- **Written task**
Restate each of the lines given below, word for word.

— START OF Data listing —

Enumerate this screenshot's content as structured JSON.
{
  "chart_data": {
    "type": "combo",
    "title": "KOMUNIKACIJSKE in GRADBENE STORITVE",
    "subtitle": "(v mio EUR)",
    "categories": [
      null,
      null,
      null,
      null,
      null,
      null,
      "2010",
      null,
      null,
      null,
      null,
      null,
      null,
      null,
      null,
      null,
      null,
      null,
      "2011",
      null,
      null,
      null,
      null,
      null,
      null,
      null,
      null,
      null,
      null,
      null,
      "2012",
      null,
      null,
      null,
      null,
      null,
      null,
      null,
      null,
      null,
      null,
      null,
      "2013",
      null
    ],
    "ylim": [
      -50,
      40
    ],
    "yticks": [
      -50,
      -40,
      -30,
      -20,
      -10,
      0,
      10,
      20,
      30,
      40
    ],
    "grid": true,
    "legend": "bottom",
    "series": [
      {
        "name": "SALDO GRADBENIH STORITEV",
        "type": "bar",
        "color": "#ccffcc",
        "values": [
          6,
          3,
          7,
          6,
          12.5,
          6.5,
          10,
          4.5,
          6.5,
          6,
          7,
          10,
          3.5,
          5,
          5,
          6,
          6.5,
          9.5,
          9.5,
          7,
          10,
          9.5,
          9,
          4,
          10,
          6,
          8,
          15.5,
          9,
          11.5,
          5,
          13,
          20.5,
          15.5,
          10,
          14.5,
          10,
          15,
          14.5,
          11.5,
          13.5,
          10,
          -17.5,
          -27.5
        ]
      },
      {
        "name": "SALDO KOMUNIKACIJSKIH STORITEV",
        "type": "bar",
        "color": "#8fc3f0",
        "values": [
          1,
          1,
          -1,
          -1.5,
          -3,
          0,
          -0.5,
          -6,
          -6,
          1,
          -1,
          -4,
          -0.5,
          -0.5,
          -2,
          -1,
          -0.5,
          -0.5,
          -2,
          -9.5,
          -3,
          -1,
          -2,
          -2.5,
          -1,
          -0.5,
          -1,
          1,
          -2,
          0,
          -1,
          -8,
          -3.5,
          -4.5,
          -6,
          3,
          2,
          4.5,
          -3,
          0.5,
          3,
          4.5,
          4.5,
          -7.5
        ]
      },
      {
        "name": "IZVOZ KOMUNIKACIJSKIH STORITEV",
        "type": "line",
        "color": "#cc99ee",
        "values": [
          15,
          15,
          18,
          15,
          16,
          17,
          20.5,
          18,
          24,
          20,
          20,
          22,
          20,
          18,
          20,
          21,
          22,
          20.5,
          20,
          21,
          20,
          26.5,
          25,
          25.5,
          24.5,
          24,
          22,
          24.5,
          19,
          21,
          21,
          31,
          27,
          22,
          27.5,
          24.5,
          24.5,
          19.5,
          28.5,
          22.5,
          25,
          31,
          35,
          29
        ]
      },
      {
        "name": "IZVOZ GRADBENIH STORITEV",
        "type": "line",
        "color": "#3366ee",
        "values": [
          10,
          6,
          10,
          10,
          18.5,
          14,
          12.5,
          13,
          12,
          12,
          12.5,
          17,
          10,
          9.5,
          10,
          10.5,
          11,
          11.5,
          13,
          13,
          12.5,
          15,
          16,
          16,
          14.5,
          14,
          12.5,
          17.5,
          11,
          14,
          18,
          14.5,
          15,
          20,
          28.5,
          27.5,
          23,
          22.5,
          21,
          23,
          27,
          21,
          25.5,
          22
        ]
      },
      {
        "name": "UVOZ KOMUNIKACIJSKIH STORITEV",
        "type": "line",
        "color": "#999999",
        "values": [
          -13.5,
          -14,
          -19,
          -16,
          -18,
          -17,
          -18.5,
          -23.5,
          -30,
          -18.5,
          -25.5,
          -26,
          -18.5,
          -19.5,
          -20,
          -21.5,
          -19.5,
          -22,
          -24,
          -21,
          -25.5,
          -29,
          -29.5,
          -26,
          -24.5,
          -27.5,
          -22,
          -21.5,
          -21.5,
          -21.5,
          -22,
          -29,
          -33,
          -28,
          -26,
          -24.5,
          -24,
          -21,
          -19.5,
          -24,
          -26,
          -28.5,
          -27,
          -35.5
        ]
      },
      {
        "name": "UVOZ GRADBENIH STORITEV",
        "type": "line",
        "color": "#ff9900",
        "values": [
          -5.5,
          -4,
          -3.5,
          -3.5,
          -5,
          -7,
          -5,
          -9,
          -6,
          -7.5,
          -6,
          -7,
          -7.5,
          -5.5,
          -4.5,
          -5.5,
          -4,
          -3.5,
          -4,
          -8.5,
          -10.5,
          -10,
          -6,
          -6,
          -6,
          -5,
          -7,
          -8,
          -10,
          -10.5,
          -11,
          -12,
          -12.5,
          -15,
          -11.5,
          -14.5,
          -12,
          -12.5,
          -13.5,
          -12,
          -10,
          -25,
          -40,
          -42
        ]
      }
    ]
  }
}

— END OF Data listing —

- **Expected output**
Enumerate this screenshot's content as structured JSON.
{
  "chart_data": {
    "type": "combo",
    "title": "KOMUNIKACIJSKE in GRADBENE STORITVE",
    "subtitle": "(v mio EUR)",
    "categories": [
      null,
      null,
      null,
      null,
      null,
      null,
      "2010",
      null,
      null,
      null,
      null,
      null,
      null,
      null,
      null,
      null,
      null,
      null,
      "2011",
      null,
      null,
      null,
      null,
      null,
      null,
      null,
      null,
      null,
      null,
      null,
      "2012",
      null,
      null,
      null,
      null,
      null,
      null,
      null,
      null,
      null,
      null,
      null,
      "2013",
      null
    ],
    "ylim": [
      -50,
      40
    ],
    "yticks": [
      -50,
      -40,
      -30,
      -20,
      -10,
      0,
      10,
      20,
      30,
      40
    ],
    "grid": true,
    "legend": "bottom",
    "series": [
      {
        "name": "SALDO GRADBENIH STORITEV",
        "type": "bar",
        "color": "#ccffcc",
        "values": [
          6,
          3,
          7,
          6,
          12.5,
          6.5,
          10,
          4.5,
          6.5,
          6,
          7,
          10,
          3.5,
          5,
          5,
          6,
          6.5,
          9.5,
          9.5,
          7,
          10,
          9.5,
          9,
          4,
          10,
          6,
          8,
          15.5,
          9,
          11.5,
          5,
          13,
          20.5,
          15.5,
          10,
          14.5,
          10,
          15,
          14.5,
          11.5,
          13.5,
          10,
          -17.5,
          -27.5
        ]
      },
      {
        "name": "SALDO KOMUNIKACIJSKIH STORITEV",
        "type": "bar",
        "color": "#8fc3f0",
        "values": [
          1,
          1,
          -1,
          -1.5,
          -3,
          0,
          -0.5,
          -6,
          -6,
          1,
          -1,
          -4,
          -0.5,
          -0.5,
          -2,
          -1,
          -0.5,
          -0.5,
          -2,
          -9.5,
          -3,
          -1,
          -2,
          -2.5,
          -1,
          -0.5,
          -1,
          1,
          -2,
          0,
          -1,
          -8,
          -3.5,
          -4.5,
          -6,
          3,
          2,
          4.5,
          -3,
          0.5,
          3,
          4.5,
          4.5,
          -7.5
        ]
      },
      {
        "name": "IZVOZ KOMUNIKACIJSKIH STORITEV",
        "type": "line",
        "color": "#cc99ee",
        "values": [
          15,
          15,
          18,
          15,
          16,
          17,
          20.5,
          18,
          24,
          20,
          20,
          22,
          20,
          18,
          20,
          21,
          22,
          20.5,
          20,
          21,
          20,
          26.5,
          25,
          25.5,
          24.5,
          24,
          22,
          24.5,
          19,
          21,
          21,
          31,
          27,
          22,
          27.5,
          24.5,
          24.5,
          19.5,
          28.5,
          22.5,
          25,
          31,
          35,
          29
        ]
      },
      {
        "name": "IZVOZ GRADBENIH STORITEV",
        "type": "line",
        "color": "#3366ee",
        "values": [
          10,
          6,
          10,
          10,
          18.5,
          14,
          12.5,
          13,
          12,
          12,
          12.5,
          17,
          10,
          9.5,
          10,
          10.5,
          11,
          11.5,
          13,
          13,
          12.5,
          15,
          16,
          16,
          14.5,
          14,
          12.5,
          17.5,
          11,
          14,
          18,
          14.5,
          15,
          20,
          28.5,
          27.5,
          23,
          22.5,
          21,
          23,
          27,
          21,
          25.5,
          22
        ]
      },
      {
        "name": "UVOZ KOMUNIKACIJSKIH STORITEV",
        "type": "line",
        "color": "#999999",
        "values": [
          -13.5,
          -14,
          -19,
          -16,
          -18,
          -17,
          -18.5,
          -23.5,
          -30,
          -18.5,
          -25.5,
          -26,
          -18.5,
          -19.5,
          -20,
          -21.5,
          -19.5,
          -22,
          -24,
          -21,
          -25.5,
          -29,
          -29.5,
          -26,
          -24.5,
          -27.5,
          -22,
          -21.5,
          -21.5,
          -21.5,
          -22,
          -29,
          -33,
          -28,
          -26,
          -24.5,
          -24,
          -21,
          -19.5,
          -24,
          -26,
          -28.5,
          -27,
          -35.5
        ]
      },
      {
        "name": "UVOZ GRADBENIH STORITEV",
        "type": "line",
        "color": "#ff9900",
        "values": [
          -5.5,
          -4,
          -3.5,
          -3.5,
          -5,
          -7,
          -5,
          -9,
          -6,
          -7.5,
          -6,
          -7,
          -7.5,
          -5.5,
          -4.5,
          -5.5,
          -4,
          -3.5,
          -4,
          -8.5,
          -10.5,
          -10,
          -6,
          -6,
          -6,
          -5,
          -7,
          -8,
          -10,
          -10.5,
          -11,
          -12,
          -12.5,
          -15,
          -11.5,
          -14.5,
          -12,
          -12.5,
          -13.5,
          -12,
          -10,
          -25,
          -40,
          -42
        ]
      }
    ]
  }
}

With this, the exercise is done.